** Input **
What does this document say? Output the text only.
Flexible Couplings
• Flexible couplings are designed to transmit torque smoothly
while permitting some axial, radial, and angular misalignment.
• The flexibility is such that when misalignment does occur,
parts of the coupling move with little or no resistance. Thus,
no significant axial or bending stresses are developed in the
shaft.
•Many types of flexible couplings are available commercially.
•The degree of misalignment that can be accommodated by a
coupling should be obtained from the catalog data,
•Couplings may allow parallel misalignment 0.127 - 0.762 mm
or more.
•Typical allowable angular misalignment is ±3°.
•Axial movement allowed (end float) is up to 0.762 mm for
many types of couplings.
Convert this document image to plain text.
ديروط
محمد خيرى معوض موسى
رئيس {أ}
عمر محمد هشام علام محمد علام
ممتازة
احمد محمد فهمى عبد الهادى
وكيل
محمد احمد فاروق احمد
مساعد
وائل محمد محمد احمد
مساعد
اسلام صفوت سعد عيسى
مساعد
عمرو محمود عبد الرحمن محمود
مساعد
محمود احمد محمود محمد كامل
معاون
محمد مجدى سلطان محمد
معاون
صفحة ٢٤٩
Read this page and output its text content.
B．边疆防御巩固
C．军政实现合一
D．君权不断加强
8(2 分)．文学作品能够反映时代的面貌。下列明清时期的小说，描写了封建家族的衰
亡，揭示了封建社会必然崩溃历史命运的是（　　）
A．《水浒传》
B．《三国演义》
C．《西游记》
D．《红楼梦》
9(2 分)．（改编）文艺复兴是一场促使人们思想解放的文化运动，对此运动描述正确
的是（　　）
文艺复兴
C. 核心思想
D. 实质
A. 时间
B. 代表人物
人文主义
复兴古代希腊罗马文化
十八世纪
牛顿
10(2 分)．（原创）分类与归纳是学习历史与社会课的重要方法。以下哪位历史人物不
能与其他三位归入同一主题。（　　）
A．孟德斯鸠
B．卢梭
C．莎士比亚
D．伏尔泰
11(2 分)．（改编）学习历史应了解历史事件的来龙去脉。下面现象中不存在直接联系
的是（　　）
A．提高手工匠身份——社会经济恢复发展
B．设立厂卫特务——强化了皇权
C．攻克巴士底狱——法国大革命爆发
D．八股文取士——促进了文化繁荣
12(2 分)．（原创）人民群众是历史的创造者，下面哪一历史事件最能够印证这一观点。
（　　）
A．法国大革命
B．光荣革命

** Written instruction **
Extract the complete data, matching each line exactly.

** Answer **
What does this document say? Output the text only.
Flexible Couplings
• Flexible couplings are designed to transmit torque smoothly
while permitting some axial, radial, and angular misalignment.
• The flexibility is such that when misalignment does occur,
parts of the coupling move with little or no resistance. Thus,
no significant axial or bending stresses are developed in the
shaft.
•Many types of flexible couplings are available commercially.
•The degree of misalignment that can be accommodated by a
coupling should be obtained from the catalog data,
•Couplings may allow parallel misalignment 0.127 - 0.762 mm
or more.
•Typical allowable angular misalignment is ±3°.
•Axial movement allowed (end float) is up to 0.762 mm for
many types of couplings.
Convert this document image to plain text.
ديروط
محمد خيرى معوض موسى
رئيس {أ}
عمر محمد هشام علام محمد علام
ممتازة
احمد محمد فهمى عبد الهادى
وكيل
محمد احمد فاروق احمد
مساعد
وائل محمد محمد احمد
مساعد
اسلام صفوت سعد عيسى
مساعد
عمرو محمود عبد الرحمن محمود
مساعد
محمود احمد محمود محمد كامل
معاون
محمد مجدى سلطان محمد
معاون
صفحة ٢٤٩
Read this page and output its text content.
B．边疆防御巩固
C．军政实现合一
D．君权不断加强
8(2 分)．文学作品能够反映时代的面貌。下列明清时期的小说，描写了封建家族的衰
亡，揭示了封建社会必然崩溃历史命运的是（　　）
A．《水浒传》
B．《三国演义》
C．《西游记》
D．《红楼梦》
9(2 分)．（改编）文艺复兴是一场促使人们思想解放的文化运动，对此运动描述正确
的是（　　）
文艺复兴
C. 核心思想
D. 实质
A. 时间
B. 代表人物
人文主义
复兴古代希腊罗马文化
十八世纪
牛顿
10(2 分)．（原创）分类与归纳是学习历史与社会课的重要方法。以下哪位历史人物不
能与其他三位归入同一主题。（　　）
A．孟德斯鸠
B．卢梭
C．莎士比亚
D．伏尔泰
11(2 分)．（改编）学习历史应了解历史事件的来龙去脉。下面现象中不存在直接联系
的是（　　）
A．提高手工匠身份——社会经济恢复发展
B．设立厂卫特务——强化了皇权
C．攻克巴士底狱——法国大革命爆发
D．八股文取士——促进了文化繁荣
12(2 分)．（原创）人民群众是历史的创造者，下面哪一历史事件最能够印证这一观点。
（　　）
A．法国大革命
B．光荣革命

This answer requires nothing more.